### Exercise brief
Present the following entries again, word for word and in full.

#####

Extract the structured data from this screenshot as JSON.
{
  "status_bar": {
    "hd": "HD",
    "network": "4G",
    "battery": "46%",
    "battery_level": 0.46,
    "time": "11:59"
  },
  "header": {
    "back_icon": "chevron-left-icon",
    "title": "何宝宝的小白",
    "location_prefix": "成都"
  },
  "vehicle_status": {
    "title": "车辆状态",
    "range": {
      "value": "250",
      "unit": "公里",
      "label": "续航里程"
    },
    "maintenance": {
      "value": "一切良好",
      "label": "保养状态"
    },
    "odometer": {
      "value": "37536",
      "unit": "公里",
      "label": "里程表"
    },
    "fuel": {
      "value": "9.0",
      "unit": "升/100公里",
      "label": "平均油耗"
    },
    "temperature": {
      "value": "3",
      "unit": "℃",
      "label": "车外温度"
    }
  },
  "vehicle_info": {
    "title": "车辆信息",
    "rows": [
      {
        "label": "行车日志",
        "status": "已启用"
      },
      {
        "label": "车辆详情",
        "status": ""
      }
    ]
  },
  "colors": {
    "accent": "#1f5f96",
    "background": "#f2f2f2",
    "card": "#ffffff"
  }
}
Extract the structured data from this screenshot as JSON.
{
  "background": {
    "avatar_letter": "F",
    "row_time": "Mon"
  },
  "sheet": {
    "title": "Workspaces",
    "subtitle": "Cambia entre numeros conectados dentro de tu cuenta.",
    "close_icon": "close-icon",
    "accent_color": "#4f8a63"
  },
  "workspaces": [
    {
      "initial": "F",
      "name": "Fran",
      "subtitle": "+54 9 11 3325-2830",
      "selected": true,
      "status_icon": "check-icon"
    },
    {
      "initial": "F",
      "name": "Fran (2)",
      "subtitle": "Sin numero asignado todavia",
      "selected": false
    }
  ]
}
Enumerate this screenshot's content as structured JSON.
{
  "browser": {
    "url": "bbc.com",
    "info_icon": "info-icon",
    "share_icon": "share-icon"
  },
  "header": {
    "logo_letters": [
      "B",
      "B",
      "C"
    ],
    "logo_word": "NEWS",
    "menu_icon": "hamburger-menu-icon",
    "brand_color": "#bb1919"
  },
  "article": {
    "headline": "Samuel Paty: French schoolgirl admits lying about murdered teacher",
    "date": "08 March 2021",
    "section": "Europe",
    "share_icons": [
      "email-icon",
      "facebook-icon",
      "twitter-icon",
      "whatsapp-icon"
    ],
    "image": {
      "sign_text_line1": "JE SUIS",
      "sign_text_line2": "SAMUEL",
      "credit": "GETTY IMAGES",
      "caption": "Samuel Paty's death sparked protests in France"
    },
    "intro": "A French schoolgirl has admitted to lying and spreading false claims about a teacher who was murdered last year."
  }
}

#####

### Solution
Extract the structured data from this screenshot as JSON.
{
  "status_bar": {
    "hd": "HD",
    "network": "4G",
    "battery": "46%",
    "battery_level": 0.46,
    "time": "11:59"
  },
  "header": {
    "back_icon": "chevron-left-icon",
    "title": "何宝宝的小白",
    "location_prefix": "成都"
  },
  "vehicle_status": {
    "title": "车辆状态",
    "range": {
      "value": "250",
      "unit": "公里",
      "label": "续航里程"
    },
    "maintenance": {
      "value": "一切良好",
      "label": "保养状态"
    },
    "odometer": {
      "value": "37536",
      "unit": "公里",
      "label": "里程表"
    },
    "fuel": {
      "value": "9.0",
      "unit": "升/100公里",
      "label": "平均油耗"
    },
    "temperature": {
      "value": "3",
      "unit": "℃",
      "label": "车外温度"
    }
  },
  "vehicle_info": {
    "title": "车辆信息",
    "rows": [
      {
        "label": "行车日志",
        "status": "已启用"
      },
      {
        "label": "车辆详情",
        "status": ""
      }
    ]
  },
  "colors": {
    "accent": "#1f5f96",
    "background": "#f2f2f2",
    "card": "#ffffff"
  }
}
Extract the structured data from this screenshot as JSON.
{
  "background": {
    "avatar_letter": "F",
    "row_time": "Mon"
  },
  "sheet": {
    "title": "Workspaces",
    "subtitle": "Cambia entre numeros conectados dentro de tu cuenta.",
    "close_icon": "close-icon",
    "accent_color": "#4f8a63"
  },
  "workspaces": [
    {
      "initial": "F",
      "name": "Fran",
      "subtitle": "+54 9 11 3325-2830",
      "selected": true,
      "status_icon": "check-icon"
    },
    {
      "initial": "F",
      "name": "Fran (2)",
      "subtitle": "Sin numero asignado todavia",
      "selected": false
    }
  ]
}
Enumerate this screenshot's content as structured JSON.
{
  "browser": {
    "url": "bbc.com",
    "info_icon": "info-icon",
    "share_icon": "share-icon"
  },
  "header": {
    "logo_letters": [
      "B",
      "B",
      "C"
    ],
    "logo_word": "NEWS",
    "menu_icon": "hamburger-menu-icon",
    "brand_color": "#bb1919"
  },
  "article": {
    "headline": "Samuel Paty: French schoolgirl admits lying about murdered teacher",
    "date": "08 March 2021",
    "section": "Europe",
    "share_icons": [
      "email-icon",
      "facebook-icon",
      "twitter-icon",
      "whatsapp-icon"
    ],
    "image": {
      "sign_text_line1": "JE SUIS",
      "sign_text_line2": "SAMUEL",
      "credit": "GETTY IMAGES",
      "caption": "Samuel Paty's death sparked protests in France"
    },
    "intro": "A French schoolgirl has admitted to lying and spreading false claims about a teacher who was murdered last year."
  }
}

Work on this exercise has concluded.